Please reproduce all of the records below word for word.

_MATERIAL FOR THIS EXERCISE_
--- Start ---
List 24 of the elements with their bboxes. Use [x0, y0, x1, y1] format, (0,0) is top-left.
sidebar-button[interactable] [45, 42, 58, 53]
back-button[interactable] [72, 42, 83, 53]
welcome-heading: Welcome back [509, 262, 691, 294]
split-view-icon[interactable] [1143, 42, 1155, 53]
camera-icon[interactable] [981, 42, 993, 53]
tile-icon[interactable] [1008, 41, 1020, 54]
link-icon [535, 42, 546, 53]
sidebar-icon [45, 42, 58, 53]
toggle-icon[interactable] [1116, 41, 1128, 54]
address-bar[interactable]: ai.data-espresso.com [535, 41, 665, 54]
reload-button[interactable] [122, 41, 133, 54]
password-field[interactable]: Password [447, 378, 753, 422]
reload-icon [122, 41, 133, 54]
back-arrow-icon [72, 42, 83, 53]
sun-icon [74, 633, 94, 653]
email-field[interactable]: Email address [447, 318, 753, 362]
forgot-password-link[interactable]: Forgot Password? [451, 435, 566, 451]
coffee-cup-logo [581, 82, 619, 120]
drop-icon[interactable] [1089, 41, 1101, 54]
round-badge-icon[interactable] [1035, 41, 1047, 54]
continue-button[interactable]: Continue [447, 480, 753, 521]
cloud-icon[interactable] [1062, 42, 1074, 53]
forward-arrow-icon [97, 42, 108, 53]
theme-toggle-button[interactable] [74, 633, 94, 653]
--- End ---
_THE RESPONSE_
List 24 of the elements with their bboxes. Use [x0, y0, x1, y1] format, (0,0) is top-left.
sidebar-button[interactable] [45, 42, 58, 53]
back-button[interactable] [72, 42, 83, 53]
welcome-heading: Welcome back [509, 262, 691, 294]
split-view-icon[interactable] [1143, 42, 1155, 53]
camera-icon[interactable] [981, 42, 993, 53]
tile-icon[interactable] [1008, 41, 1020, 54]
link-icon [535, 42, 546, 53]
sidebar-icon [45, 42, 58, 53]
toggle-icon[interactable] [1116, 41, 1128, 54]
address-bar[interactable]: ai.data-espresso.com [535, 41, 665, 54]
reload-button[interactable] [122, 41, 133, 54]
password-field[interactable]: Password [447, 378, 753, 422]
reload-icon [122, 41, 133, 54]
back-arrow-icon [72, 42, 83, 53]
sun-icon [74, 633, 94, 653]
email-field[interactable]: Email address [447, 318, 753, 362]
forgot-password-link[interactable]: Forgot Password? [451, 435, 566, 451]
coffee-cup-logo [581, 82, 619, 120]
drop-icon[interactable] [1089, 41, 1101, 54]
round-badge-icon[interactable] [1035, 41, 1047, 54]
continue-button[interactable]: Continue [447, 480, 753, 521]
cloud-icon[interactable] [1062, 42, 1074, 53]
forward-arrow-icon [97, 42, 108, 53]
theme-toggle-button[interactable] [74, 633, 94, 653]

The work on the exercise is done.